** START OF MATERIAL SHOWN **

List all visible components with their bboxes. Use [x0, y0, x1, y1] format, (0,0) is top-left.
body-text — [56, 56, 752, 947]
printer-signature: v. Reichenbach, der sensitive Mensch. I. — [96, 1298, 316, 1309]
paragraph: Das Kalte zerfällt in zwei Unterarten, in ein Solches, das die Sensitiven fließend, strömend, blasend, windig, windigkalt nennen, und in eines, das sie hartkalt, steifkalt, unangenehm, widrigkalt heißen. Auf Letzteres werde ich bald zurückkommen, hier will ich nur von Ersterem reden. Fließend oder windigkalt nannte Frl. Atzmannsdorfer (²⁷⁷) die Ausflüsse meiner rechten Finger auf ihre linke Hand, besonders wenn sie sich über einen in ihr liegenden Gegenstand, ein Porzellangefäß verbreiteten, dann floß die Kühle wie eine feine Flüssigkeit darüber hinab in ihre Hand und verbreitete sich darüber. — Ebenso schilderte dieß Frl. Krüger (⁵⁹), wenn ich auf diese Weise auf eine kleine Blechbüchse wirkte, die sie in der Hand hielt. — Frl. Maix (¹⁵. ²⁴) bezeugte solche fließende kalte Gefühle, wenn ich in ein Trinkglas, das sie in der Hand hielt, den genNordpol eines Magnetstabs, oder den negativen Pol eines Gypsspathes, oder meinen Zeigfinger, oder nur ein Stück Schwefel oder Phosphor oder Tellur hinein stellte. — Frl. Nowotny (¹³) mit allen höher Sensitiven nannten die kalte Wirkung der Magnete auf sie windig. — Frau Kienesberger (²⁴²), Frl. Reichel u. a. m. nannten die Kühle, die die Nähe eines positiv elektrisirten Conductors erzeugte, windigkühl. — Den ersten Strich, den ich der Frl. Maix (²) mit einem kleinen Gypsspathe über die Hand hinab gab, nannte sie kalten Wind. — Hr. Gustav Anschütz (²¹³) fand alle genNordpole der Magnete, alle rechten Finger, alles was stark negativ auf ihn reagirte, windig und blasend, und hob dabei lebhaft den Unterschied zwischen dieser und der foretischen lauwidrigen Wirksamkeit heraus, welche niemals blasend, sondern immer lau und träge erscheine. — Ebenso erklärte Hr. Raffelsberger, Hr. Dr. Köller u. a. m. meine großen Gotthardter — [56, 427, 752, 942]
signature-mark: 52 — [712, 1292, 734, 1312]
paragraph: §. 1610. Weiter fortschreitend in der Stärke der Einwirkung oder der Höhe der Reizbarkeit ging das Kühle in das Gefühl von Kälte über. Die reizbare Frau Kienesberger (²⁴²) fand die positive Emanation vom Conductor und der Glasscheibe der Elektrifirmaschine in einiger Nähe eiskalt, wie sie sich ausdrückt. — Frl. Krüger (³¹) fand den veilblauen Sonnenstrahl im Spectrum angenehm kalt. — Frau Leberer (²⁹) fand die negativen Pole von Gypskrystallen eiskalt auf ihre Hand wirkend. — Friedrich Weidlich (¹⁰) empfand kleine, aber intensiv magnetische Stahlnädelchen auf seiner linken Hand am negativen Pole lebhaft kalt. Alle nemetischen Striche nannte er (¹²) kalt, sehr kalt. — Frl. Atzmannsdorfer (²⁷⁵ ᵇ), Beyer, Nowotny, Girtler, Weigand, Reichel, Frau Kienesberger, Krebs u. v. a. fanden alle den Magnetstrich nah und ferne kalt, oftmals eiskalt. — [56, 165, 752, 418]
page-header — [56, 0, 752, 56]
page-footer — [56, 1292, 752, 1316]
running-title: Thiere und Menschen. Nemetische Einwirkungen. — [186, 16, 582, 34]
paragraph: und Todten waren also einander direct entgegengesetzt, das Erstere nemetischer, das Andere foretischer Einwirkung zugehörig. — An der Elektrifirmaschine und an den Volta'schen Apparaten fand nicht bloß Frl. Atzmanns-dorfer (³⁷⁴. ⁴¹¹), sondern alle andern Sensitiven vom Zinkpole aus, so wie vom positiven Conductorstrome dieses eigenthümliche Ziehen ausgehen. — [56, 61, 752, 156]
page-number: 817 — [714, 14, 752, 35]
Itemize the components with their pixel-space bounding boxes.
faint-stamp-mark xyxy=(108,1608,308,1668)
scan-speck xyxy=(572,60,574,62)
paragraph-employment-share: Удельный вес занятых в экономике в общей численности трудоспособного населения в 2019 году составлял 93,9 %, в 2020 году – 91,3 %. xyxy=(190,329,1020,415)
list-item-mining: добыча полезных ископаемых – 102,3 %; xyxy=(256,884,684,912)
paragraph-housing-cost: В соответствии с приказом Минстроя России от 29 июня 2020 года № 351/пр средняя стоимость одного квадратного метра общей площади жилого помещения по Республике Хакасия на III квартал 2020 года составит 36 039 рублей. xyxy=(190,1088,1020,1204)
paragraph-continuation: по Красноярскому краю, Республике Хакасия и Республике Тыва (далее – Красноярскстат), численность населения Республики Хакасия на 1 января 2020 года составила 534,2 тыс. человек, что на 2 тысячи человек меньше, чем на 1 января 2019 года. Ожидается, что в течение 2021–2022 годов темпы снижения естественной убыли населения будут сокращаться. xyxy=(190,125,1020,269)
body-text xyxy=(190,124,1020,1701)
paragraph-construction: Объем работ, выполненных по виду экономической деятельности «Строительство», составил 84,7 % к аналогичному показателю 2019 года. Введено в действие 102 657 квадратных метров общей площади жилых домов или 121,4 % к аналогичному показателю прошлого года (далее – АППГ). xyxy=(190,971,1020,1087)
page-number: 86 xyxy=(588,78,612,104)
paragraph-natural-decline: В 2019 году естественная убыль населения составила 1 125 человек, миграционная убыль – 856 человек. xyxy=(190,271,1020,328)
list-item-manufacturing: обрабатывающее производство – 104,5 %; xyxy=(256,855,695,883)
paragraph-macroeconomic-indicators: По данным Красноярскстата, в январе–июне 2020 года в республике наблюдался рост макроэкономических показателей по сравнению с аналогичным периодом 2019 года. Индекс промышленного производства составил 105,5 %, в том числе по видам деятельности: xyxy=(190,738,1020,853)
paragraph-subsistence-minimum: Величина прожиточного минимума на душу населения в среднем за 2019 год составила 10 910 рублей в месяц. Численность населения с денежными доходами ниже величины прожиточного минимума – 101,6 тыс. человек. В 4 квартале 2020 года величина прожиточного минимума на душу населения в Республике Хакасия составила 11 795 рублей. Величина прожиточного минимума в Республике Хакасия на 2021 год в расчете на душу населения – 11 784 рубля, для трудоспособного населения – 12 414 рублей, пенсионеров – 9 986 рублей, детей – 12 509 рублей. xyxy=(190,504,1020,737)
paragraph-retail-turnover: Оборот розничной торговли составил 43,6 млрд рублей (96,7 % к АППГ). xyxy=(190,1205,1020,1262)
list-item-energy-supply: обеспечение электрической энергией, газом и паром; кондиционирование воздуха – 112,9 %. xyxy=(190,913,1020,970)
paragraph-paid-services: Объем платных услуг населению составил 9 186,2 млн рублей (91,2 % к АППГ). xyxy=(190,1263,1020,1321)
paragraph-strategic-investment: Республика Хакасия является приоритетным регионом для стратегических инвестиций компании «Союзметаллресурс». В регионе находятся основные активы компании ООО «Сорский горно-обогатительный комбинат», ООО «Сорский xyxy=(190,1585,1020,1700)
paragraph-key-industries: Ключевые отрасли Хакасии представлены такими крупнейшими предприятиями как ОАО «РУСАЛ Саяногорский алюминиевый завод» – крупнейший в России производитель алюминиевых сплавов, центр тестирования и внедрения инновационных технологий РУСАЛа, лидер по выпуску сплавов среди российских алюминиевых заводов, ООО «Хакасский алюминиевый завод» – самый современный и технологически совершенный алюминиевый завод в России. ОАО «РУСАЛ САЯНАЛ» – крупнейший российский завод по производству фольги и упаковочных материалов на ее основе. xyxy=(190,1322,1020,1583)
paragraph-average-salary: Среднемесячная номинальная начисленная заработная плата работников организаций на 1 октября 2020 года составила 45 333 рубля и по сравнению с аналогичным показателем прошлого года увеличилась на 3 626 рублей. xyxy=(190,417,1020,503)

** END OF MATERIAL SHOWN **

* DIRECTIVE *
Reproduce the records above without any changes, from the first line through the line containing "signature-mark: 52 — [712, 1292, 734, 1312]", with both of those lines included.

* EXPECTED ANSWER *
List all visible components with their bboxes. Use [x0, y0, x1, y1] format, (0,0) is top-left.
body-text — [56, 56, 752, 947]
printer-signature: v. Reichenbach, der sensitive Mensch. I. — [96, 1298, 316, 1309]
paragraph: Das Kalte zerfällt in zwei Unterarten, in ein Solches, das die Sensitiven fließend, strömend, blasend, windig, windigkalt nennen, und in eines, das sie hartkalt, steifkalt, unangenehm, widrigkalt heißen. Auf Letzteres werde ich bald zurückkommen, hier will ich nur von Ersterem reden. Fließend oder windigkalt nannte Frl. Atzmannsdorfer (²⁷⁷) die Ausflüsse meiner rechten Finger auf ihre linke Hand, besonders wenn sie sich über einen in ihr liegenden Gegenstand, ein Porzellangefäß verbreiteten, dann floß die Kühle wie eine feine Flüssigkeit darüber hinab in ihre Hand und verbreitete sich darüber. — Ebenso schilderte dieß Frl. Krüger (⁵⁹), wenn ich auf diese Weise auf eine kleine Blechbüchse wirkte, die sie in der Hand hielt. — Frl. Maix (¹⁵. ²⁴) bezeugte solche fließende kalte Gefühle, wenn ich in ein Trinkglas, das sie in der Hand hielt, den genNordpol eines Magnetstabs, oder den negativen Pol eines Gypsspathes, oder meinen Zeigfinger, oder nur ein Stück Schwefel oder Phosphor oder Tellur hinein stellte. — Frl. Nowotny (¹³) mit allen höher Sensitiven nannten die kalte Wirkung der Magnete auf sie windig. — Frau Kienesberger (²⁴²), Frl. Reichel u. a. m. nannten die Kühle, die die Nähe eines positiv elektrisirten Conductors erzeugte, windigkühl. — Den ersten Strich, den ich der Frl. Maix (²) mit einem kleinen Gypsspathe über die Hand hinab gab, nannte sie kalten Wind. — Hr. Gustav Anschütz (²¹³) fand alle genNordpole der Magnete, alle rechten Finger, alles was stark negativ auf ihn reagirte, windig und blasend, und hob dabei lebhaft den Unterschied zwischen dieser und der foretischen lauwidrigen Wirksamkeit heraus, welche niemals blasend, sondern immer lau und träge erscheine. — Ebenso erklärte Hr. Raffelsberger, Hr. Dr. Köller u. a. m. meine großen Gotthardter — [56, 427, 752, 942]
signature-mark: 52 — [712, 1292, 734, 1312]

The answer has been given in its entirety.